* Stated exercise
Print each of the entries exactly, leaving nothing out.

Items from a figure collection:
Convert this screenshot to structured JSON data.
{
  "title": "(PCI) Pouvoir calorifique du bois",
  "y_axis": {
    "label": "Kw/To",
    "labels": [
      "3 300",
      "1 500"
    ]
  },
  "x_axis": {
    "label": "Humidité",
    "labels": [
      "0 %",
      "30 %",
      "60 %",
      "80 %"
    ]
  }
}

* Finished task
Convert this screenshot to structured JSON data.
{
  "title": "(PCI) Pouvoir calorifique du bois",
  "y_axis": {
    "label": "Kw/To",
    "labels": [
      "3 300",
      "1 500"
    ]
  },
  "x_axis": {
    "label": "Humidité",
    "labels": [
      "0 %",
      "30 %",
      "60 %",
      "80 %"
    ]
  }
}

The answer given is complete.